# [GOAL]
All records below must be retyped exactly.

[Data records]
-----

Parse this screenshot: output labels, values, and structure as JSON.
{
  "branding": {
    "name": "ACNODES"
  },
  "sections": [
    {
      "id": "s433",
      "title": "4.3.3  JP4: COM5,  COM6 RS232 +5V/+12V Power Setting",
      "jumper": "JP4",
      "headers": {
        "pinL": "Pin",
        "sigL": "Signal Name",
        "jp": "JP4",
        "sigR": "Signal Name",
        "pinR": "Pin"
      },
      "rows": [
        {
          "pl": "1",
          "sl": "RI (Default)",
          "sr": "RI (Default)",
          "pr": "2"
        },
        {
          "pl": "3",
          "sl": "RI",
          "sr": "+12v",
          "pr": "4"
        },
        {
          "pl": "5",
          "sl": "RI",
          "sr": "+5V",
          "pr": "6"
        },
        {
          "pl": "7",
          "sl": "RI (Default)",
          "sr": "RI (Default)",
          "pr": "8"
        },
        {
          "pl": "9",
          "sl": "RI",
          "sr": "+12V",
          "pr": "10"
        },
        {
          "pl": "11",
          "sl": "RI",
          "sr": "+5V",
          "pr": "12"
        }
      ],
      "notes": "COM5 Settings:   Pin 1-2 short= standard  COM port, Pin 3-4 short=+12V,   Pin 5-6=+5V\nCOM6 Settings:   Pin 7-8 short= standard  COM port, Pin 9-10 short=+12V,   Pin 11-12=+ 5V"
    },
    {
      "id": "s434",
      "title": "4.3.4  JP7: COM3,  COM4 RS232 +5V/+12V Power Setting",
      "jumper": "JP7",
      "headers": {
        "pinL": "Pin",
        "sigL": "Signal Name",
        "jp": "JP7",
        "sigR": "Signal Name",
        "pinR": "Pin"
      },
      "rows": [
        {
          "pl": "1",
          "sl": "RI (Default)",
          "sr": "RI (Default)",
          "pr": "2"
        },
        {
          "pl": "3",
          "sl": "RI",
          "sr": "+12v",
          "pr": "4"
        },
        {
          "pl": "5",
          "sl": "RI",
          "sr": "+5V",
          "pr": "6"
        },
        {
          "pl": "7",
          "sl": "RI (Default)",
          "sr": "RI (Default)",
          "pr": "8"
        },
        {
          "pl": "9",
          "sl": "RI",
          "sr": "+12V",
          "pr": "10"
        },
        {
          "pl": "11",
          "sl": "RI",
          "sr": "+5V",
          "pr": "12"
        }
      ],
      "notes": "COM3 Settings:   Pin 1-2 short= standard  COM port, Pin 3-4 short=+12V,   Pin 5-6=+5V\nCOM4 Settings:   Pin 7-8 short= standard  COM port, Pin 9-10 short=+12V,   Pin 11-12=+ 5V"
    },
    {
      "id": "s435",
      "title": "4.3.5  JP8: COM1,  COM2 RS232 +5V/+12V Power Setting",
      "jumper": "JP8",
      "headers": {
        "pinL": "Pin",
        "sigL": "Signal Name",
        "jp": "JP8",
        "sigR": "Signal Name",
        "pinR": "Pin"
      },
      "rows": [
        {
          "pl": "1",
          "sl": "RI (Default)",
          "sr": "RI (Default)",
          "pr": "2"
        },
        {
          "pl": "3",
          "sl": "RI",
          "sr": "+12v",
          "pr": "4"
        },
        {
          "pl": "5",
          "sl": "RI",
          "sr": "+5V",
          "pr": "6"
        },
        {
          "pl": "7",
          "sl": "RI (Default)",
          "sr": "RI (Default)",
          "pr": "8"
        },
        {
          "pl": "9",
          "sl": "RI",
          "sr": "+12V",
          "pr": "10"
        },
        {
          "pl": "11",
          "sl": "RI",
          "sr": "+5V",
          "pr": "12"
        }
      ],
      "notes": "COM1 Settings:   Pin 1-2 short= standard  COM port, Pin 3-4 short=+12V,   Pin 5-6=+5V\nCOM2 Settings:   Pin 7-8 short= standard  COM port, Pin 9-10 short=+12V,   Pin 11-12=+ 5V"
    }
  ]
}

-----

# [TASK ANSWER]
Parse this screenshot: output labels, values, and structure as JSON.
{
  "branding": {
    "name": "ACNODES"
  },
  "sections": [
    {
      "id": "s433",
      "title": "4.3.3  JP4: COM5,  COM6 RS232 +5V/+12V Power Setting",
      "jumper": "JP4",
      "headers": {
        "pinL": "Pin",
        "sigL": "Signal Name",
        "jp": "JP4",
        "sigR": "Signal Name",
        "pinR": "Pin"
      },
      "rows": [
        {
          "pl": "1",
          "sl": "RI (Default)",
          "sr": "RI (Default)",
          "pr": "2"
        },
        {
          "pl": "3",
          "sl": "RI",
          "sr": "+12v",
          "pr": "4"
        },
        {
          "pl": "5",
          "sl": "RI",
          "sr": "+5V",
          "pr": "6"
        },
        {
          "pl": "7",
          "sl": "RI (Default)",
          "sr": "RI (Default)",
          "pr": "8"
        },
        {
          "pl": "9",
          "sl": "RI",
          "sr": "+12V",
          "pr": "10"
        },
        {
          "pl": "11",
          "sl": "RI",
          "sr": "+5V",
          "pr": "12"
        }
      ],
      "notes": "COM5 Settings:   Pin 1-2 short= standard  COM port, Pin 3-4 short=+12V,   Pin 5-6=+5V\nCOM6 Settings:   Pin 7-8 short= standard  COM port, Pin 9-10 short=+12V,   Pin 11-12=+ 5V"
    },
    {
      "id": "s434",
      "title": "4.3.4  JP7: COM3,  COM4 RS232 +5V/+12V Power Setting",
      "jumper": "JP7",
      "headers": {
        "pinL": "Pin",
        "sigL": "Signal Name",
        "jp": "JP7",
        "sigR": "Signal Name",
        "pinR": "Pin"
      },
      "rows": [
        {
          "pl": "1",
          "sl": "RI (Default)",
          "sr": "RI (Default)",
          "pr": "2"
        },
        {
          "pl": "3",
          "sl": "RI",
          "sr": "+12v",
          "pr": "4"
        },
        {
          "pl": "5",
          "sl": "RI",
          "sr": "+5V",
          "pr": "6"
        },
        {
          "pl": "7",
          "sl": "RI (Default)",
          "sr": "RI (Default)",
          "pr": "8"
        },
        {
          "pl": "9",
          "sl": "RI",
          "sr": "+12V",
          "pr": "10"
        },
        {
          "pl": "11",
          "sl": "RI",
          "sr": "+5V",
          "pr": "12"
        }
      ],
      "notes": "COM3 Settings:   Pin 1-2 short= standard  COM port, Pin 3-4 short=+12V,   Pin 5-6=+5V\nCOM4 Settings:   Pin 7-8 short= standard  COM port, Pin 9-10 short=+12V,   Pin 11-12=+ 5V"
    },
    {
      "id": "s435",
      "title": "4.3.5  JP8: COM1,  COM2 RS232 +5V/+12V Power Setting",
      "jumper": "JP8",
      "headers": {
        "pinL": "Pin",
        "sigL": "Signal Name",
        "jp": "JP8",
        "sigR": "Signal Name",
        "pinR": "Pin"
      },
      "rows": [
        {
          "pl": "1",
          "sl": "RI (Default)",
          "sr": "RI (Default)",
          "pr": "2"
        },
        {
          "pl": "3",
          "sl": "RI",
          "sr": "+12v",
          "pr": "4"
        },
        {
          "pl": "5",
          "sl": "RI",
          "sr": "+5V",
          "pr": "6"
        },
        {
          "pl": "7",
          "sl": "RI (Default)",
          "sr": "RI (Default)",
          "pr": "8"
        },
        {
          "pl": "9",
          "sl": "RI",
          "sr": "+12V",
          "pr": "10"
        },
        {
          "pl": "11",
          "sl": "RI",
          "sr": "+5V",
          "pr": "12"
        }
      ],
      "notes": "COM1 Settings:   Pin 1-2 short= standard  COM port, Pin 3-4 short=+12V,   Pin 5-6=+5V\nCOM2 Settings:   Pin 7-8 short= standard  COM port, Pin 9-10 short=+12V,   Pin 11-12=+ 5V"
    }
  ]
}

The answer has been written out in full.